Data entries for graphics
■ ■ ■
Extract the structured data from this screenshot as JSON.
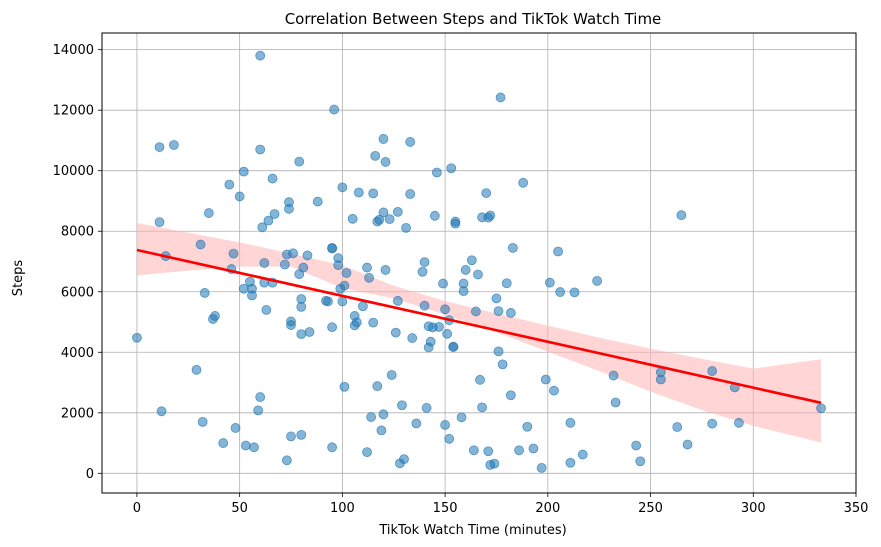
{
  "chart_data": {
    "type": "scatter",
    "title": "Correlation Between Steps and TikTok Watch Time",
    "xlabel": "TikTok Watch Time (minutes)",
    "ylabel": "Steps",
    "xlim": [
      -17,
      350
    ],
    "ylim": [
      -650,
      14550
    ],
    "xticks": [
      0,
      50,
      100,
      150,
      200,
      250,
      300,
      350
    ],
    "yticks": [
      0,
      2000,
      4000,
      6000,
      8000,
      10000,
      12000,
      14000
    ],
    "grid": true,
    "colors": {
      "points": "#1f77b4",
      "regression": "#ff0000",
      "band": "#ffb3b3"
    },
    "points": [
      [
        0,
        4480
      ],
      [
        11,
        8300
      ],
      [
        11,
        10780
      ],
      [
        12,
        2050
      ],
      [
        14,
        7180
      ],
      [
        18,
        10850
      ],
      [
        29,
        3420
      ],
      [
        31,
        7560
      ],
      [
        32,
        1700
      ],
      [
        33,
        5960
      ],
      [
        35,
        8600
      ],
      [
        37,
        5100
      ],
      [
        38,
        5200
      ],
      [
        42,
        1000
      ],
      [
        45,
        9540
      ],
      [
        46,
        6750
      ],
      [
        47,
        7260
      ],
      [
        48,
        1500
      ],
      [
        50,
        9150
      ],
      [
        52,
        6100
      ],
      [
        52,
        9970
      ],
      [
        53,
        920
      ],
      [
        55,
        6330
      ],
      [
        56,
        5880
      ],
      [
        56,
        6100
      ],
      [
        57,
        860
      ],
      [
        59,
        2080
      ],
      [
        60,
        2520
      ],
      [
        60,
        10700
      ],
      [
        60,
        13800
      ],
      [
        61,
        8130
      ],
      [
        62,
        6950
      ],
      [
        62,
        6300
      ],
      [
        63,
        5400
      ],
      [
        64,
        8350
      ],
      [
        66,
        6300
      ],
      [
        66,
        9740
      ],
      [
        67,
        8570
      ],
      [
        72,
        6900
      ],
      [
        73,
        7230
      ],
      [
        73,
        430
      ],
      [
        74,
        8960
      ],
      [
        74,
        8740
      ],
      [
        75,
        4900
      ],
      [
        75,
        5020
      ],
      [
        75,
        1220
      ],
      [
        76,
        7270
      ],
      [
        79,
        6580
      ],
      [
        79,
        10300
      ],
      [
        80,
        5500
      ],
      [
        80,
        4600
      ],
      [
        80,
        1270
      ],
      [
        80,
        5760
      ],
      [
        81,
        6800
      ],
      [
        83,
        7200
      ],
      [
        84,
        4670
      ],
      [
        88,
        8980
      ],
      [
        92,
        5700
      ],
      [
        93,
        5680
      ],
      [
        95,
        7450
      ],
      [
        95,
        7430
      ],
      [
        95,
        4830
      ],
      [
        95,
        860
      ],
      [
        96,
        12020
      ],
      [
        98,
        7110
      ],
      [
        98,
        6880
      ],
      [
        99,
        6100
      ],
      [
        100,
        9450
      ],
      [
        100,
        5680
      ],
      [
        101,
        6200
      ],
      [
        101,
        2860
      ],
      [
        102,
        6620
      ],
      [
        105,
        8410
      ],
      [
        106,
        4890
      ],
      [
        106,
        5200
      ],
      [
        107,
        4990
      ],
      [
        108,
        9280
      ],
      [
        110,
        5520
      ],
      [
        112,
        700
      ],
      [
        112,
        6800
      ],
      [
        113,
        6460
      ],
      [
        114,
        1860
      ],
      [
        115,
        9250
      ],
      [
        115,
        4980
      ],
      [
        116,
        10490
      ],
      [
        117,
        8320
      ],
      [
        117,
        2880
      ],
      [
        118,
        8380
      ],
      [
        119,
        1420
      ],
      [
        120,
        8620
      ],
      [
        120,
        11050
      ],
      [
        120,
        1950
      ],
      [
        121,
        10290
      ],
      [
        121,
        6720
      ],
      [
        123,
        8400
      ],
      [
        124,
        3250
      ],
      [
        126,
        4650
      ],
      [
        127,
        5700
      ],
      [
        127,
        8640
      ],
      [
        128,
        330
      ],
      [
        129,
        2250
      ],
      [
        130,
        470
      ],
      [
        131,
        8110
      ],
      [
        133,
        9230
      ],
      [
        133,
        10950
      ],
      [
        134,
        4470
      ],
      [
        136,
        1650
      ],
      [
        139,
        6660
      ],
      [
        140,
        6980
      ],
      [
        140,
        5540
      ],
      [
        141,
        2160
      ],
      [
        142,
        4860
      ],
      [
        142,
        4160
      ],
      [
        143,
        4350
      ],
      [
        144,
        4820
      ],
      [
        145,
        8510
      ],
      [
        146,
        9940
      ],
      [
        147,
        4840
      ],
      [
        149,
        6270
      ],
      [
        150,
        1600
      ],
      [
        150,
        5420
      ],
      [
        151,
        4610
      ],
      [
        152,
        5060
      ],
      [
        152,
        1140
      ],
      [
        153,
        10080
      ],
      [
        154,
        4180
      ],
      [
        154,
        4180
      ],
      [
        155,
        8320
      ],
      [
        155,
        8250
      ],
      [
        158,
        1850
      ],
      [
        159,
        6020
      ],
      [
        159,
        6270
      ],
      [
        160,
        6720
      ],
      [
        163,
        7040
      ],
      [
        164,
        760
      ],
      [
        165,
        5350
      ],
      [
        166,
        6570
      ],
      [
        167,
        3090
      ],
      [
        168,
        2180
      ],
      [
        168,
        8460
      ],
      [
        170,
        9260
      ],
      [
        171,
        730
      ],
      [
        171,
        8450
      ],
      [
        172,
        8520
      ],
      [
        172,
        280
      ],
      [
        174,
        320
      ],
      [
        175,
        5780
      ],
      [
        176,
        4030
      ],
      [
        176,
        5360
      ],
      [
        177,
        12420
      ],
      [
        178,
        3600
      ],
      [
        180,
        6280
      ],
      [
        182,
        2580
      ],
      [
        182,
        5300
      ],
      [
        183,
        7450
      ],
      [
        186,
        760
      ],
      [
        188,
        9600
      ],
      [
        190,
        1540
      ],
      [
        193,
        820
      ],
      [
        197,
        180
      ],
      [
        199,
        3100
      ],
      [
        201,
        6300
      ],
      [
        203,
        2730
      ],
      [
        205,
        7330
      ],
      [
        206,
        5990
      ],
      [
        211,
        350
      ],
      [
        211,
        1670
      ],
      [
        213,
        5980
      ],
      [
        217,
        620
      ],
      [
        224,
        6360
      ],
      [
        232,
        3230
      ],
      [
        233,
        2340
      ],
      [
        243,
        920
      ],
      [
        245,
        400
      ],
      [
        255,
        3100
      ],
      [
        255,
        3340
      ],
      [
        263,
        1530
      ],
      [
        265,
        8530
      ],
      [
        268,
        950
      ],
      [
        280,
        1640
      ],
      [
        280,
        3380
      ],
      [
        291,
        2840
      ],
      [
        293,
        1670
      ],
      [
        333,
        2150
      ]
    ],
    "regression": {
      "x_start": 0,
      "x_end": 333,
      "y_start": 7380,
      "y_end": 2330
    },
    "ci_band": [
      [
        0,
        6540,
        8270
      ],
      [
        25,
        6700,
        7950
      ],
      [
        50,
        6830,
        7630
      ],
      [
        75,
        6830,
        7260
      ],
      [
        100,
        6120,
        6870
      ],
      [
        125,
        5780,
        6200
      ],
      [
        150,
        5240,
        5690
      ],
      [
        175,
        4660,
        5280
      ],
      [
        200,
        4020,
        4880
      ],
      [
        225,
        3380,
        4480
      ],
      [
        250,
        2700,
        4120
      ],
      [
        275,
        2090,
        3780
      ],
      [
        300,
        1570,
        3460
      ],
      [
        333,
        1020,
        3770
      ]
    ]
  }
}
■ ■ ■
■ Challenge
Return the listing above in full and without alteration, excluding its pictures.

■ Answer for this exercise
Extract the structured data from this screenshot as JSON.
{
  "chart_data": {
    "type": "scatter",
    "title": "Correlation Between Steps and TikTok Watch Time",
    "xlabel": "TikTok Watch Time (minutes)",
    "ylabel": "Steps",
    "xlim": [
      -17,
      350
    ],
    "ylim": [
      -650,
      14550
    ],
    "xticks": [
      0,
      50,
      100,
      150,
      200,
      250,
      300,
      350
    ],
    "yticks": [
      0,
      2000,
      4000,
      6000,
      8000,
      10000,
      12000,
      14000
    ],
    "grid": true,
    "colors": {
      "points": "#1f77b4",
      "regression": "#ff0000",
      "band": "#ffb3b3"
    },
    "points": [
      [
        0,
        4480
      ],
      [
        11,
        8300
      ],
      [
        11,
        10780
      ],
      [
        12,
        2050
      ],
      [
        14,
        7180
      ],
      [
        18,
        10850
      ],
      [
        29,
        3420
      ],
      [
        31,
        7560
      ],
      [
        32,
        1700
      ],
      [
        33,
        5960
      ],
      [
        35,
        8600
      ],
      [
        37,
        5100
      ],
      [
        38,
        5200
      ],
      [
        42,
        1000
      ],
      [
        45,
        9540
      ],
      [
        46,
        6750
      ],
      [
        47,
        7260
      ],
      [
        48,
        1500
      ],
      [
        50,
        9150
      ],
      [
        52,
        6100
      ],
      [
        52,
        9970
      ],
      [
        53,
        920
      ],
      [
        55,
        6330
      ],
      [
        56,
        5880
      ],
      [
        56,
        6100
      ],
      [
        57,
        860
      ],
      [
        59,
        2080
      ],
      [
        60,
        2520
      ],
      [
        60,
        10700
      ],
      [
        60,
        13800
      ],
      [
        61,
        8130
      ],
      [
        62,
        6950
      ],
      [
        62,
        6300
      ],
      [
        63,
        5400
      ],
      [
        64,
        8350
      ],
      [
        66,
        6300
      ],
      [
        66,
        9740
      ],
      [
        67,
        8570
      ],
      [
        72,
        6900
      ],
      [
        73,
        7230
      ],
      [
        73,
        430
      ],
      [
        74,
        8960
      ],
      [
        74,
        8740
      ],
      [
        75,
        4900
      ],
      [
        75,
        5020
      ],
      [
        75,
        1220
      ],
      [
        76,
        7270
      ],
      [
        79,
        6580
      ],
      [
        79,
        10300
      ],
      [
        80,
        5500
      ],
      [
        80,
        4600
      ],
      [
        80,
        1270
      ],
      [
        80,
        5760
      ],
      [
        81,
        6800
      ],
      [
        83,
        7200
      ],
      [
        84,
        4670
      ],
      [
        88,
        8980
      ],
      [
        92,
        5700
      ],
      [
        93,
        5680
      ],
      [
        95,
        7450
      ],
      [
        95,
        7430
      ],
      [
        95,
        4830
      ],
      [
        95,
        860
      ],
      [
        96,
        12020
      ],
      [
        98,
        7110
      ],
      [
        98,
        6880
      ],
      [
        99,
        6100
      ],
      [
        100,
        9450
      ],
      [
        100,
        5680
      ],
      [
        101,
        6200
      ],
      [
        101,
        2860
      ],
      [
        102,
        6620
      ],
      [
        105,
        8410
      ],
      [
        106,
        4890
      ],
      [
        106,
        5200
      ],
      [
        107,
        4990
      ],
      [
        108,
        9280
      ],
      [
        110,
        5520
      ],
      [
        112,
        700
      ],
      [
        112,
        6800
      ],
      [
        113,
        6460
      ],
      [
        114,
        1860
      ],
      [
        115,
        9250
      ],
      [
        115,
        4980
      ],
      [
        116,
        10490
      ],
      [
        117,
        8320
      ],
      [
        117,
        2880
      ],
      [
        118,
        8380
      ],
      [
        119,
        1420
      ],
      [
        120,
        8620
      ],
      [
        120,
        11050
      ],
      [
        120,
        1950
      ],
      [
        121,
        10290
      ],
      [
        121,
        6720
      ],
      [
        123,
        8400
      ],
      [
        124,
        3250
      ],
      [
        126,
        4650
      ],
      [
        127,
        5700
      ],
      [
        127,
        8640
      ],
      [
        128,
        330
      ],
      [
        129,
        2250
      ],
      [
        130,
        470
      ],
      [
        131,
        8110
      ],
      [
        133,
        9230
      ],
      [
        133,
        10950
      ],
      [
        134,
        4470
      ],
      [
        136,
        1650
      ],
      [
        139,
        6660
      ],
      [
        140,
        6980
      ],
      [
        140,
        5540
      ],
      [
        141,
        2160
      ],
      [
        142,
        4860
      ],
      [
        142,
        4160
      ],
      [
        143,
        4350
      ],
      [
        144,
        4820
      ],
      [
        145,
        8510
      ],
      [
        146,
        9940
      ],
      [
        147,
        4840
      ],
      [
        149,
        6270
      ],
      [
        150,
        1600
      ],
      [
        150,
        5420
      ],
      [
        151,
        4610
      ],
      [
        152,
        5060
      ],
      [
        152,
        1140
      ],
      [
        153,
        10080
      ],
      [
        154,
        4180
      ],
      [
        154,
        4180
      ],
      [
        155,
        8320
      ],
      [
        155,
        8250
      ],
      [
        158,
        1850
      ],
      [
        159,
        6020
      ],
      [
        159,
        6270
      ],
      [
        160,
        6720
      ],
      [
        163,
        7040
      ],
      [
        164,
        760
      ],
      [
        165,
        5350
      ],
      [
        166,
        6570
      ],
      [
        167,
        3090
      ],
      [
        168,
        2180
      ],
      [
        168,
        8460
      ],
      [
        170,
        9260
      ],
      [
        171,
        730
      ],
      [
        171,
        8450
      ],
      [
        172,
        8520
      ],
      [
        172,
        280
      ],
      [
        174,
        320
      ],
      [
        175,
        5780
      ],
      [
        176,
        4030
      ],
      [
        176,
        5360
      ],
      [
        177,
        12420
      ],
      [
        178,
        3600
      ],
      [
        180,
        6280
      ],
      [
        182,
        2580
      ],
      [
        182,
        5300
      ],
      [
        183,
        7450
      ],
      [
        186,
        760
      ],
      [
        188,
        9600
      ],
      [
        190,
        1540
      ],
      [
        193,
        820
      ],
      [
        197,
        180
      ],
      [
        199,
        3100
      ],
      [
        201,
        6300
      ],
      [
        203,
        2730
      ],
      [
        205,
        7330
      ],
      [
        206,
        5990
      ],
      [
        211,
        350
      ],
      [
        211,
        1670
      ],
      [
        213,
        5980
      ],
      [
        217,
        620
      ],
      [
        224,
        6360
      ],
      [
        232,
        3230
      ],
      [
        233,
        2340
      ],
      [
        243,
        920
      ],
      [
        245,
        400
      ],
      [
        255,
        3100
      ],
      [
        255,
        3340
      ],
      [
        263,
        1530
      ],
      [
        265,
        8530
      ],
      [
        268,
        950
      ],
      [
        280,
        1640
      ],
      [
        280,
        3380
      ],
      [
        291,
        2840
      ],
      [
        293,
        1670
      ],
      [
        333,
        2150
      ]
    ],
    "regression": {
      "x_start": 0,
      "x_end": 333,
      "y_start": 7380,
      "y_end": 2330
    },
    "ci_band": [
      [
        0,
        6540,
        8270
      ],
      [
        25,
        6700,
        7950
      ],
      [
        50,
        6830,
        7630
      ],
      [
        75,
        6830,
        7260
      ],
      [
        100,
        6120,
        6870
      ],
      [
        125,
        5780,
        6200
      ],
      [
        150,
        5240,
        5690
      ],
      [
        175,
        4660,
        5280
      ],
      [
        200,
        4020,
        4880
      ],
      [
        225,
        3380,
        4480
      ],
      [
        250,
        2700,
        4120
      ],
      [
        275,
        2090,
        3780
      ],
      [
        300,
        1570,
        3460
      ],
      [
        333,
        1020,
        3770
      ]
    ]
  }
}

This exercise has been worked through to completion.